* [Data shown]:
----

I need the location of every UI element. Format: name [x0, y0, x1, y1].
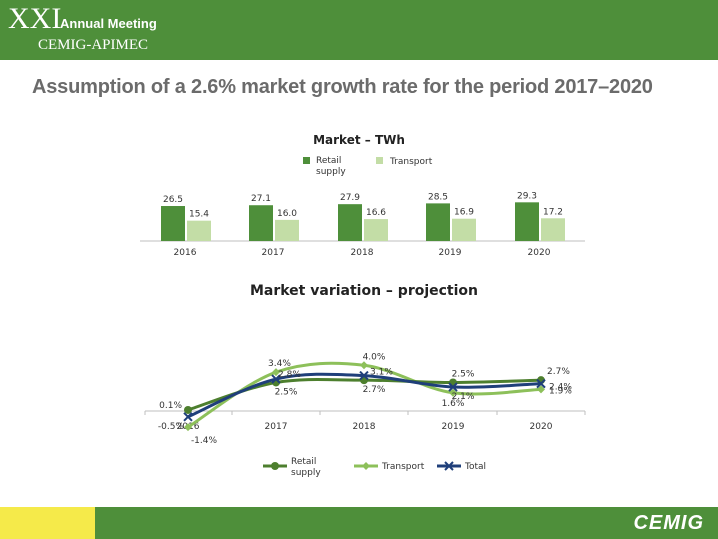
data-label-retail-supply: 29.3 [517, 191, 537, 201]
bar-transport [364, 219, 388, 241]
bar-transport [541, 218, 565, 241]
legend-label-retail-supply: Retail supply [291, 457, 321, 478]
data-label-total: -0.5% [158, 422, 185, 432]
data-label-retail-supply: 2.7% [547, 367, 570, 377]
point-marker-transport [184, 423, 192, 432]
data-label-retail-supply: 26.5 [163, 195, 183, 205]
bar-transport [452, 218, 476, 241]
data-label-retail-supply: 27.9 [340, 193, 360, 203]
data-label-total: 2.8% [278, 370, 301, 380]
data-label-total: 3.1% [370, 368, 393, 378]
data-label-transport: -1.4% [191, 436, 218, 446]
data-label-transport: 15.4 [189, 210, 209, 220]
legend-label-total: Total [464, 462, 486, 472]
bar-retail-supply [249, 205, 273, 241]
data-label-transport: 16.0 [277, 209, 297, 219]
slide-title: Assumption of a 2.6% market growth rate … [32, 76, 653, 98]
data-label-retail-supply: 2.5% [452, 369, 475, 379]
series-line-transport [187, 361, 542, 429]
x-tick-label: 2017 [262, 248, 285, 258]
data-label-transport: 1.9% [549, 386, 572, 396]
data-label-transport: 1.6% [442, 399, 465, 409]
x-tick-label: 2020 [530, 422, 553, 432]
header-bar [0, 0, 718, 60]
legend-marker-retail-supply [271, 462, 279, 470]
company-logo: CEMIG [633, 512, 704, 534]
point-marker-total [271, 374, 281, 384]
bar-retail-supply [161, 206, 185, 241]
bar-transport [187, 220, 211, 241]
line-chart-title: Market variation – projection [250, 283, 478, 299]
point-marker-total [536, 378, 546, 389]
legend-marker-retail-supply [303, 157, 310, 164]
x-tick-label: 2019 [439, 248, 462, 258]
bar-chart-title: Market – TWh [313, 133, 405, 147]
event-logo-organizer: CEMIG-APIMEC [38, 37, 149, 53]
point-marker-transport [272, 368, 280, 377]
bar-retail-supply [426, 203, 450, 241]
footer-bar [0, 507, 718, 539]
x-tick-label: 2019 [442, 422, 465, 432]
legend-marker-total [444, 461, 454, 471]
point-marker-retail-supply [184, 405, 192, 414]
data-label-transport: 16.9 [454, 208, 474, 218]
data-label-retail-supply: 0.1% [159, 401, 182, 411]
event-logo-numeral: XXI [8, 2, 62, 35]
data-label-transport: 17.2 [543, 207, 563, 217]
data-label-retail-supply: 2.5% [275, 387, 298, 397]
data-label-transport: 3.4% [268, 359, 291, 369]
data-label-transport: 4.0% [363, 352, 386, 362]
legend-label-transport: Transport [389, 157, 433, 167]
data-label-retail-supply: 2.7% [363, 385, 386, 395]
legend-label-transport: Transport [381, 462, 425, 472]
x-tick-label: 2018 [351, 248, 374, 258]
x-tick-label: 2017 [265, 422, 288, 432]
point-marker-total [448, 382, 458, 392]
x-tick-label: 2020 [528, 248, 551, 258]
market-variation-line-chart: Market variation – projection20162017201… [144, 283, 586, 478]
point-marker-total [183, 412, 193, 422]
x-tick-label: 2016 [174, 248, 197, 258]
point-marker-total [359, 370, 369, 381]
data-label-total: 2.4% [549, 383, 572, 393]
legend-label-retail-supply: Retail supply [316, 156, 346, 177]
data-label-retail-supply: 27.1 [251, 194, 271, 204]
footer-accent [0, 507, 95, 539]
data-label-total: 2.1% [452, 392, 475, 402]
point-marker-transport [360, 361, 368, 370]
x-tick-label: 2018 [353, 422, 376, 432]
data-label-retail-supply: 28.5 [428, 192, 448, 202]
point-marker-transport [537, 385, 545, 394]
data-label-transport: 16.6 [366, 208, 386, 218]
legend-marker-transport [376, 157, 383, 164]
legend-marker-transport [362, 462, 370, 470]
bar-retail-supply [515, 202, 539, 241]
event-logo-title: Annual Meeting [60, 16, 157, 31]
point-marker-transport [449, 388, 457, 397]
market-twh-bar-chart: Market – TWh Retail supply Transport 26.5 15.… [140, 133, 585, 258]
bar-transport [275, 219, 299, 241]
bar-retail-supply [338, 204, 362, 241]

----

* [Requirement]:
Could you reproduce verbatim the lines starting with the line that contains "data-label-retail-supply: 29.3 [517, 191, 537, 201]" and going on through the line that contains "legend-marker-total [444, 461, 454, 471]", with both of those lines included?

* [Reply to the task]:
data-label-retail-supply: 29.3 [517, 191, 537, 201]
bar-transport [364, 219, 388, 241]
bar-transport [541, 218, 565, 241]
legend-label-retail-supply: Retail supply [291, 457, 321, 478]
data-label-total: -0.5% [158, 422, 185, 432]
data-label-retail-supply: 2.7% [547, 367, 570, 377]
point-marker-transport [184, 423, 192, 432]
data-label-retail-supply: 26.5 [163, 195, 183, 205]
bar-transport [452, 218, 476, 241]
data-label-retail-supply: 27.9 [340, 193, 360, 203]
data-label-total: 2.8% [278, 370, 301, 380]
data-label-total: 3.1% [370, 368, 393, 378]
data-label-transport: -1.4% [191, 436, 218, 446]
data-label-transport: 15.4 [189, 210, 209, 220]
legend-label-total: Total [464, 462, 486, 472]
bar-retail-supply [249, 205, 273, 241]
data-label-transport: 16.0 [277, 209, 297, 219]
slide-title: Assumption of a 2.6% market growth rate … [32, 76, 653, 98]
data-label-retail-supply: 2.5% [452, 369, 475, 379]
series-line-transport [187, 361, 542, 429]
x-tick-label: 2017 [262, 248, 285, 258]
data-label-transport: 1.9% [549, 386, 572, 396]
data-label-transport: 1.6% [442, 399, 465, 409]
x-tick-label: 2020 [530, 422, 553, 432]
header-bar [0, 0, 718, 60]
legend-marker-retail-supply [271, 462, 279, 470]
company-logo: CEMIG [633, 512, 704, 534]
point-marker-total [271, 374, 281, 384]
bar-retail-supply [161, 206, 185, 241]
bar-transport [187, 220, 211, 241]
line-chart-title: Market variation – projection [250, 283, 478, 299]
point-marker-total [536, 378, 546, 389]
legend-marker-retail-supply [303, 157, 310, 164]
x-tick-label: 2019 [439, 248, 462, 258]
bar-chart-title: Market – TWh [313, 133, 405, 147]
event-logo-organizer: CEMIG-APIMEC [38, 37, 149, 53]
point-marker-transport [272, 368, 280, 377]
bar-retail-supply [426, 203, 450, 241]
footer-bar [0, 507, 718, 539]
x-tick-label: 2019 [442, 422, 465, 432]
legend-marker-total [444, 461, 454, 471]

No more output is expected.